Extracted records
□ □ □ □ □
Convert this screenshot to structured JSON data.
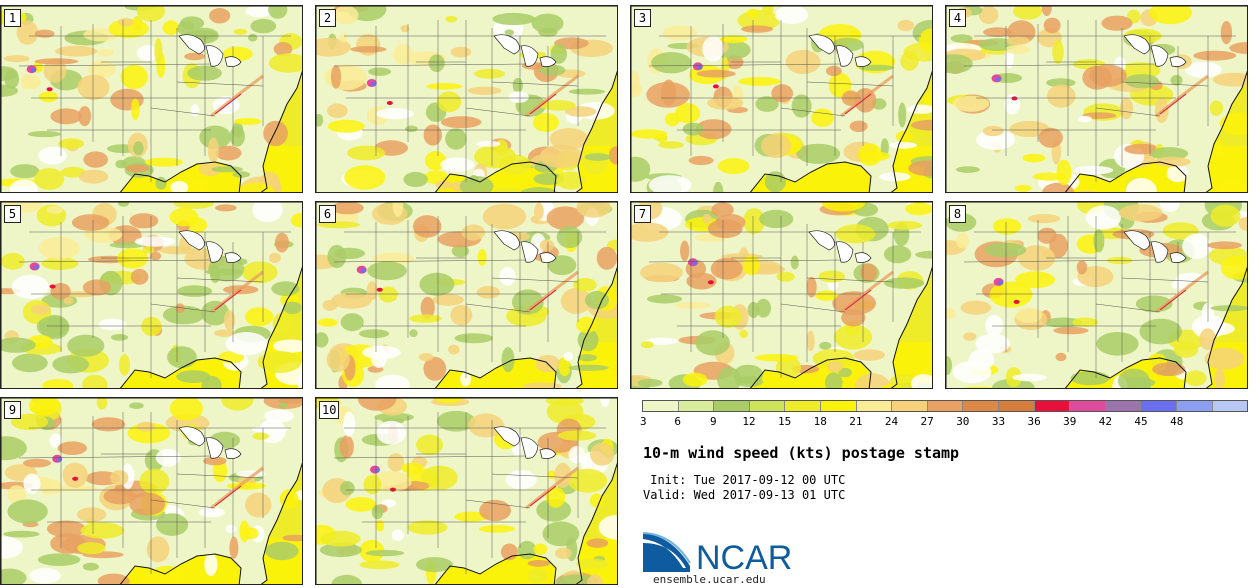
{
  "title": "10-m wind speed (kts) postage stamp",
  "init_line": " Init: Tue 2017-09-12 00 UTC",
  "valid_line": "Valid: Wed 2017-09-13 01 UTC",
  "members": [
    "1",
    "2",
    "3",
    "4",
    "5",
    "6",
    "7",
    "8",
    "9",
    "10"
  ],
  "colorbar": {
    "ticks": [
      "3",
      "6",
      "9",
      "12",
      "15",
      "18",
      "21",
      "24",
      "27",
      "30",
      "33",
      "36",
      "39",
      "42",
      "45",
      "48"
    ],
    "colors": [
      "#eef6c8",
      "#d8ec9a",
      "#a9cc66",
      "#cde35a",
      "#eeec28",
      "#fbf20a",
      "#faec96",
      "#f5d27a",
      "#e8a160",
      "#dd8845",
      "#d77d3c",
      "#e8103a",
      "#e04a9c",
      "#9a74aa",
      "#6a6ef0",
      "#8c9ef2",
      "#b6c8f3"
    ]
  },
  "logo_text": "NCAR",
  "website": "ensemble.ucar.edu"
}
□ □ □ □ □
## Stated goal:
Retype everything in the material word for word, minus pictures.

## Full solution:
Convert this screenshot to structured JSON data.
{
  "title": "10-m wind speed (kts) postage stamp",
  "init_line": " Init: Tue 2017-09-12 00 UTC",
  "valid_line": "Valid: Wed 2017-09-13 01 UTC",
  "members": [
    "1",
    "2",
    "3",
    "4",
    "5",
    "6",
    "7",
    "8",
    "9",
    "10"
  ],
  "colorbar": {
    "ticks": [
      "3",
      "6",
      "9",
      "12",
      "15",
      "18",
      "21",
      "24",
      "27",
      "30",
      "33",
      "36",
      "39",
      "42",
      "45",
      "48"
    ],
    "colors": [
      "#eef6c8",
      "#d8ec9a",
      "#a9cc66",
      "#cde35a",
      "#eeec28",
      "#fbf20a",
      "#faec96",
      "#f5d27a",
      "#e8a160",
      "#dd8845",
      "#d77d3c",
      "#e8103a",
      "#e04a9c",
      "#9a74aa",
      "#6a6ef0",
      "#8c9ef2",
      "#b6c8f3"
    ]
  },
  "logo_text": "NCAR",
  "website": "ensemble.ucar.edu"
}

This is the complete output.